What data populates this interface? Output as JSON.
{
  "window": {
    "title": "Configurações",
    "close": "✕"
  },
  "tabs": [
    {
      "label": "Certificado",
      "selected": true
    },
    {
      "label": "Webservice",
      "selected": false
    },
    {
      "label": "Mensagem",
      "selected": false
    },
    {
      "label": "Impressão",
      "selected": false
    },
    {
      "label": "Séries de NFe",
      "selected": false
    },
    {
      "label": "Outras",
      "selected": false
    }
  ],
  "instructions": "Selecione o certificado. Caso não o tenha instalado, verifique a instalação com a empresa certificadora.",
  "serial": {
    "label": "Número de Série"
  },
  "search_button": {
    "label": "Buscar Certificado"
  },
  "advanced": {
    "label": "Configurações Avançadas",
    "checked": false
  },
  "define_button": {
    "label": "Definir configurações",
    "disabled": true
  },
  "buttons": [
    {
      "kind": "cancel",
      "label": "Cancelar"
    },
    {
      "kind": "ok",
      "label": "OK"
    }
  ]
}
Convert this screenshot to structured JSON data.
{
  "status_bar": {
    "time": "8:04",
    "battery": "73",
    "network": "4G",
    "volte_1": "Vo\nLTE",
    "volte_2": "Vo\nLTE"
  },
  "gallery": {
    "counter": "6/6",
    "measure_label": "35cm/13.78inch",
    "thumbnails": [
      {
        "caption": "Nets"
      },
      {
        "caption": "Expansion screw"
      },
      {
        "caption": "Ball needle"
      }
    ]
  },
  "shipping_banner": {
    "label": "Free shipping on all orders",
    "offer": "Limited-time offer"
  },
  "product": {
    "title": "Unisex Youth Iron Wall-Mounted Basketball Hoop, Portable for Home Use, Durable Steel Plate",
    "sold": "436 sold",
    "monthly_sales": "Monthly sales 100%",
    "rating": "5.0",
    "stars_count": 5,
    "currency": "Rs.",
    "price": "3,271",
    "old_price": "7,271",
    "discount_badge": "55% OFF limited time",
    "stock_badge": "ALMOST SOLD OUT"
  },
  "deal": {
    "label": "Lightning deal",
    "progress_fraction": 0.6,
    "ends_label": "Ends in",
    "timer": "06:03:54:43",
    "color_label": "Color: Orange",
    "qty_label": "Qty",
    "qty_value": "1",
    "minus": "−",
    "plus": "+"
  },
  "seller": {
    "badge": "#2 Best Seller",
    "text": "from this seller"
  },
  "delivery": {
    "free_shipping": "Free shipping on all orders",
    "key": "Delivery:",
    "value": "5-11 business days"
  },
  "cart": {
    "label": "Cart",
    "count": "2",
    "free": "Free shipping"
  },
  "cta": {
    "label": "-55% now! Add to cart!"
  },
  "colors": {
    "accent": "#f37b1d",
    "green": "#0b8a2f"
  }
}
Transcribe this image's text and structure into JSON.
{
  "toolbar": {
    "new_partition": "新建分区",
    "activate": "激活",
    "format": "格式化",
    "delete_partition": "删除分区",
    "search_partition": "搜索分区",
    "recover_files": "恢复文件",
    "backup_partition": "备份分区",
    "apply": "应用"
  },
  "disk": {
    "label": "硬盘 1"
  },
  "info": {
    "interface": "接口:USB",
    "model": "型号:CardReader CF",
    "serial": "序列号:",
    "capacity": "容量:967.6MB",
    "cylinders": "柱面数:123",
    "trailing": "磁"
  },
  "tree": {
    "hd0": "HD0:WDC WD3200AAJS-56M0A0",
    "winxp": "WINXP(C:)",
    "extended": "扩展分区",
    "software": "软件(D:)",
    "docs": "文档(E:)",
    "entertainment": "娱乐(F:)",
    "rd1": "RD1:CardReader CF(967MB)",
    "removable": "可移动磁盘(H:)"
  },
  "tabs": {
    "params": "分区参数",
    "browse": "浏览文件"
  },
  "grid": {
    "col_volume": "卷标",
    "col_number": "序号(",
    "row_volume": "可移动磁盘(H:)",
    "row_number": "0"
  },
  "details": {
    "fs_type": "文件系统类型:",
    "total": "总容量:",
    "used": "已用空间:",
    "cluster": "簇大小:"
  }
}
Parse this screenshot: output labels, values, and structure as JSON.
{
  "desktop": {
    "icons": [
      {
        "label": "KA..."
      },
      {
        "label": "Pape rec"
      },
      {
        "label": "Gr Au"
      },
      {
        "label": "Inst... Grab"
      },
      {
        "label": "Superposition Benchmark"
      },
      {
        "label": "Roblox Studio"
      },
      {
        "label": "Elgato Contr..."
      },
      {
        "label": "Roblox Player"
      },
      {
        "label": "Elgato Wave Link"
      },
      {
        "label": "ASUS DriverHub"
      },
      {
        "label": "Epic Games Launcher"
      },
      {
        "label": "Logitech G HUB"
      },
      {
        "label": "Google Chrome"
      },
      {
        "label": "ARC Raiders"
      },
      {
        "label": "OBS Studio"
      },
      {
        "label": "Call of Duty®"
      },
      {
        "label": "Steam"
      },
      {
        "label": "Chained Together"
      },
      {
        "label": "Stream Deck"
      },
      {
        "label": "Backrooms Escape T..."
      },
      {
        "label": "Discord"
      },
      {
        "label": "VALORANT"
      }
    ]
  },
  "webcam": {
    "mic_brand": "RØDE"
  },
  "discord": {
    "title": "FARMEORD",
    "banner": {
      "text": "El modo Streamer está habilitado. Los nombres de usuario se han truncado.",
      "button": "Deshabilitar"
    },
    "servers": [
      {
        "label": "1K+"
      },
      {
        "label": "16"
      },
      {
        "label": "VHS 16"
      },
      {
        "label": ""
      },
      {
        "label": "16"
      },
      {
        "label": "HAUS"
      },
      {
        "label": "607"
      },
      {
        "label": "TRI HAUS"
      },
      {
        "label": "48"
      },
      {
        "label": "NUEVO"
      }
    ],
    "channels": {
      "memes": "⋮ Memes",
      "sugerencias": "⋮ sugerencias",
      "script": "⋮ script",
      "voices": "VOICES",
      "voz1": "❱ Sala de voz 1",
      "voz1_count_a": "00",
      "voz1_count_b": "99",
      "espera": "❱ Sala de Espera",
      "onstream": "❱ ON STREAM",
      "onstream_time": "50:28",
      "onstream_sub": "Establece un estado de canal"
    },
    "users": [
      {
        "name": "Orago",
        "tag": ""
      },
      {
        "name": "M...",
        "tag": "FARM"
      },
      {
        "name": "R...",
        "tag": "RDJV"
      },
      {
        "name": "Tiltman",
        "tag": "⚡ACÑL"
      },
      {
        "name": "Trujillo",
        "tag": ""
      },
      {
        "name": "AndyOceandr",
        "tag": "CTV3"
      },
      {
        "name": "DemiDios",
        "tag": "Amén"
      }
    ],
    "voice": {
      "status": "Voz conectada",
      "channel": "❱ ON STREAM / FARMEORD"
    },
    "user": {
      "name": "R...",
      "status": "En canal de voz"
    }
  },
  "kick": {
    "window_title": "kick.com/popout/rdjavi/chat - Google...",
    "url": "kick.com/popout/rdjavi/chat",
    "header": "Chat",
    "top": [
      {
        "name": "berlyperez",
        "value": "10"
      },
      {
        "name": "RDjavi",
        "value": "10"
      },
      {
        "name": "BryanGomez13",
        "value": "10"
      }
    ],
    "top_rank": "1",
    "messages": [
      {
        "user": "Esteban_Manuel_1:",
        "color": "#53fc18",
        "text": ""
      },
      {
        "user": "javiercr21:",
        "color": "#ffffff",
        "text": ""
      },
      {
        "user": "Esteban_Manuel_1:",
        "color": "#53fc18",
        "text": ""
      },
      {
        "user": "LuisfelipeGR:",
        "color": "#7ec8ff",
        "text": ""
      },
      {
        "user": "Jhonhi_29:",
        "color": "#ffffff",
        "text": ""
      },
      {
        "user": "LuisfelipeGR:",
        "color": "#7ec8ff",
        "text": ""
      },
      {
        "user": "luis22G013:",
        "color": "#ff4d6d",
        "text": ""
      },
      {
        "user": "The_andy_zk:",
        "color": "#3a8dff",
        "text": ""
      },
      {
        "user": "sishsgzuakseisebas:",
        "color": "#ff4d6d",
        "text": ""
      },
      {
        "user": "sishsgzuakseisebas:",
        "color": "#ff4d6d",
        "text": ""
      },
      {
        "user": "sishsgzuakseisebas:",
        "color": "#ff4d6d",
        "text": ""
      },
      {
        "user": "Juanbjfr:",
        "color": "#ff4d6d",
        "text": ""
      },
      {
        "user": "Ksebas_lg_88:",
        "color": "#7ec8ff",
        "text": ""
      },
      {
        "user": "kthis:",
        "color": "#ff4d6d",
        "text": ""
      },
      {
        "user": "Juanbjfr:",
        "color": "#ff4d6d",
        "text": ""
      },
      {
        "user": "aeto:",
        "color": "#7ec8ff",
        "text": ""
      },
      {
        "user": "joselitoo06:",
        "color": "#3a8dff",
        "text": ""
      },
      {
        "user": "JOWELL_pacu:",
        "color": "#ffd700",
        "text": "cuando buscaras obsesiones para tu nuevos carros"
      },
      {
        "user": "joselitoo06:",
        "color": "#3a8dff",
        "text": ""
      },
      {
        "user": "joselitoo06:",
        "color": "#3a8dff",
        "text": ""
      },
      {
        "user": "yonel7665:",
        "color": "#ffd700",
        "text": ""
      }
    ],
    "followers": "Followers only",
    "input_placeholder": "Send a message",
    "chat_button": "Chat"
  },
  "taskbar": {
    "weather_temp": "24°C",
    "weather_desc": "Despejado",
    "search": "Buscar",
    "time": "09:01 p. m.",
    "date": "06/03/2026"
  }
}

- Work to do: Go through the listing above and return every line where the word "name" occurs.

- Solution to the problem:
        "name": "Orago",
        "name": "M...",
        "name": "R...",
        "name": "Tiltman",
        "name": "Trujillo",
        "name": "AndyOceandr",
        "name": "DemiDios",
      "name": "R...",
        "name": "berlyperez",
        "name": "RDjavi",
        "name": "BryanGomez13",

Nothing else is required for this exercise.